═════ Material to process ═════

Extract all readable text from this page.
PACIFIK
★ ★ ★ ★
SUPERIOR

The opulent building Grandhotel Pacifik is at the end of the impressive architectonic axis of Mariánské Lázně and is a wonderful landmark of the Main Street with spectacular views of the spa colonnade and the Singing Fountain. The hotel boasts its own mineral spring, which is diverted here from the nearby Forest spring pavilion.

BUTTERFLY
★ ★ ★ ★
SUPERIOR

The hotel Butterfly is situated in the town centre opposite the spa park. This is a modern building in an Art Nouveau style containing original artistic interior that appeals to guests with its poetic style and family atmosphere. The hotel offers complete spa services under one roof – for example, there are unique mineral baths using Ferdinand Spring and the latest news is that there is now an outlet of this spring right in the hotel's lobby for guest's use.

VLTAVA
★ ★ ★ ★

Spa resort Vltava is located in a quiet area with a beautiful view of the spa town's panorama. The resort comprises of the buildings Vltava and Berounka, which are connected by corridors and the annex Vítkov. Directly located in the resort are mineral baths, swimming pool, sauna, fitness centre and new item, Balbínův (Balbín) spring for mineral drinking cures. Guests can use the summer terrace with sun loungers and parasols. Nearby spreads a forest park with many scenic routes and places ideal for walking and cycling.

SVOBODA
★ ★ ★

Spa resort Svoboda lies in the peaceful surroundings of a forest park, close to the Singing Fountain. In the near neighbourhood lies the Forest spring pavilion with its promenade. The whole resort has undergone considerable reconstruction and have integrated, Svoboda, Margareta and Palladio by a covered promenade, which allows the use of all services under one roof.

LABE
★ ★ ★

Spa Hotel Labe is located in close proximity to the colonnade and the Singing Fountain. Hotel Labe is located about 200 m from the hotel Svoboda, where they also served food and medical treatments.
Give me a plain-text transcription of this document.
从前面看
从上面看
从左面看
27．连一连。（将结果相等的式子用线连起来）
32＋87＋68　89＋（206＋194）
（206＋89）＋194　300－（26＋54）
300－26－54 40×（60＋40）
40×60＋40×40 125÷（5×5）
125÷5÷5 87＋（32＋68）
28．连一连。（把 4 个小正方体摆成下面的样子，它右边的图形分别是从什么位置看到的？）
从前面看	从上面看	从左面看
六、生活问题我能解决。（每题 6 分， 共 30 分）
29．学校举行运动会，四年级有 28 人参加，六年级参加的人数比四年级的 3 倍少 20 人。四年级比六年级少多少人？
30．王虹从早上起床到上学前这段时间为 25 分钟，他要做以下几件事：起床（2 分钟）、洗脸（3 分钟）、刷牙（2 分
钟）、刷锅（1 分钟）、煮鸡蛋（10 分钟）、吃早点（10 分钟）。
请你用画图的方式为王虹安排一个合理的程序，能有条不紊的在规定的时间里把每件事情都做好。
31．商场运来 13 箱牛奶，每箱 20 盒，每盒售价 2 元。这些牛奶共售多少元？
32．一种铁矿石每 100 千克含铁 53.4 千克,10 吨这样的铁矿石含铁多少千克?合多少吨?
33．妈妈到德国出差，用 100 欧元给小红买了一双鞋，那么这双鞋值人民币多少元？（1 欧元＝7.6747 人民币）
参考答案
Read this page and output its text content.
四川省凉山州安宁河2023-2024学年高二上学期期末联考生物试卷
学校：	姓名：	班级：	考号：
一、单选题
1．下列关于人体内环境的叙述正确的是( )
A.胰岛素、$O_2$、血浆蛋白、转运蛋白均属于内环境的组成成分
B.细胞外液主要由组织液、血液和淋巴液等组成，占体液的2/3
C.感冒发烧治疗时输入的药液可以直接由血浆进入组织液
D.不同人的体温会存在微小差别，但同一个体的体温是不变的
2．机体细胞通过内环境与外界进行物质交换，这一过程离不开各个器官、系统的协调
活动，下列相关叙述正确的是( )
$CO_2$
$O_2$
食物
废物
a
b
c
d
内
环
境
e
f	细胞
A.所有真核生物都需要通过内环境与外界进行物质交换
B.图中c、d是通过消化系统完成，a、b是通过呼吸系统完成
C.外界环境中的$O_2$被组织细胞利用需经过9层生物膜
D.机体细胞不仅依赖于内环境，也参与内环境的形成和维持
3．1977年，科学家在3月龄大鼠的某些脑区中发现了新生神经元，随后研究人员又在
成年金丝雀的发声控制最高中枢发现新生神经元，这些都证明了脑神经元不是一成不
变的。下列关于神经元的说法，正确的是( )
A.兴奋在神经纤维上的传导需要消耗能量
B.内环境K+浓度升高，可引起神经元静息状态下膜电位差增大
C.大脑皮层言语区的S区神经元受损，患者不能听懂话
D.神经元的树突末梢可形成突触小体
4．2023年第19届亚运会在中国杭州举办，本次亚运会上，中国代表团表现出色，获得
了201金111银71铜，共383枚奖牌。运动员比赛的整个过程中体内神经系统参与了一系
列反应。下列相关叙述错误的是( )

═════

Given instruction >> Return all of the above records exactly, leaving no line out.

Result of the task >>
Extract all readable text from this page.
PACIFIK
★ ★ ★ ★
SUPERIOR

The opulent building Grandhotel Pacifik is at the end of the impressive architectonic axis of Mariánské Lázně and is a wonderful landmark of the Main Street with spectacular views of the spa colonnade and the Singing Fountain. The hotel boasts its own mineral spring, which is diverted here from the nearby Forest spring pavilion.

BUTTERFLY
★ ★ ★ ★
SUPERIOR

The hotel Butterfly is situated in the town centre opposite the spa park. This is a modern building in an Art Nouveau style containing original artistic interior that appeals to guests with its poetic style and family atmosphere. The hotel offers complete spa services under one roof – for example, there are unique mineral baths using Ferdinand Spring and the latest news is that there is now an outlet of this spring right in the hotel's lobby for guest's use.

VLTAVA
★ ★ ★ ★

Spa resort Vltava is located in a quiet area with a beautiful view of the spa town's panorama. The resort comprises of the buildings Vltava and Berounka, which are connected by corridors and the annex Vítkov. Directly located in the resort are mineral baths, swimming pool, sauna, fitness centre and new item, Balbínův (Balbín) spring for mineral drinking cures. Guests can use the summer terrace with sun loungers and parasols. Nearby spreads a forest park with many scenic routes and places ideal for walking and cycling.

SVOBODA
★ ★ ★

Spa resort Svoboda lies in the peaceful surroundings of a forest park, close to the Singing Fountain. In the near neighbourhood lies the Forest spring pavilion with its promenade. The whole resort has undergone considerable reconstruction and have integrated, Svoboda, Margareta and Palladio by a covered promenade, which allows the use of all services under one roof.

LABE
★ ★ ★

Spa Hotel Labe is located in close proximity to the colonnade and the Singing Fountain. Hotel Labe is located about 200 m from the hotel Svoboda, where they also served food and medical treatments.
Give me a plain-text transcription of this document.
从前面看
从上面看
从左面看
27．连一连。（将结果相等的式子用线连起来）
32＋87＋68　89＋（206＋194）
（206＋89）＋194　300－（26＋54）
300－26－54 40×（60＋40）
40×60＋40×40 125÷（5×5）
125÷5÷5 87＋（32＋68）
28．连一连。（把 4 个小正方体摆成下面的样子，它右边的图形分别是从什么位置看到的？）
从前面看	从上面看	从左面看
六、生活问题我能解决。（每题 6 分， 共 30 分）
29．学校举行运动会，四年级有 28 人参加，六年级参加的人数比四年级的 3 倍少 20 人。四年级比六年级少多少人？
30．王虹从早上起床到上学前这段时间为 25 分钟，他要做以下几件事：起床（2 分钟）、洗脸（3 分钟）、刷牙（2 分
钟）、刷锅（1 分钟）、煮鸡蛋（10 分钟）、吃早点（10 分钟）。
请你用画图的方式为王虹安排一个合理的程序，能有条不紊的在规定的时间里把每件事情都做好。
31．商场运来 13 箱牛奶，每箱 20 盒，每盒售价 2 元。这些牛奶共售多少元？
32．一种铁矿石每 100 千克含铁 53.4 千克,10 吨这样的铁矿石含铁多少千克?合多少吨?
33．妈妈到德国出差，用 100 欧元给小红买了一双鞋，那么这双鞋值人民币多少元？（1 欧元＝7.6747 人民币）
参考答案
Read this page and output its text content.
四川省凉山州安宁河2023-2024学年高二上学期期末联考生物试卷
学校：	姓名：	班级：	考号：
一、单选题
1．下列关于人体内环境的叙述正确的是( )
A.胰岛素、$O_2$、血浆蛋白、转运蛋白均属于内环境的组成成分
B.细胞外液主要由组织液、血液和淋巴液等组成，占体液的2/3
C.感冒发烧治疗时输入的药液可以直接由血浆进入组织液
D.不同人的体温会存在微小差别，但同一个体的体温是不变的
2．机体细胞通过内环境与外界进行物质交换，这一过程离不开各个器官、系统的协调
活动，下列相关叙述正确的是( )
$CO_2$
$O_2$
食物
废物
a
b
c
d
内
环
境
e
f	细胞
A.所有真核生物都需要通过内环境与外界进行物质交换
B.图中c、d是通过消化系统完成，a、b是通过呼吸系统完成
C.外界环境中的$O_2$被组织细胞利用需经过9层生物膜
D.机体细胞不仅依赖于内环境，也参与内环境的形成和维持
3．1977年，科学家在3月龄大鼠的某些脑区中发现了新生神经元，随后研究人员又在
成年金丝雀的发声控制最高中枢发现新生神经元，这些都证明了脑神经元不是一成不
变的。下列关于神经元的说法，正确的是( )
A.兴奋在神经纤维上的传导需要消耗能量
B.内环境K+浓度升高，可引起神经元静息状态下膜电位差增大
C.大脑皮层言语区的S区神经元受损，患者不能听懂话
D.神经元的树突末梢可形成突触小体
4．2023年第19届亚运会在中国杭州举办，本次亚运会上，中国代表团表现出色，获得
了201金111银71铜，共383枚奖牌。运动员比赛的整个过程中体内神经系统参与了一系
列反应。下列相关叙述错误的是( )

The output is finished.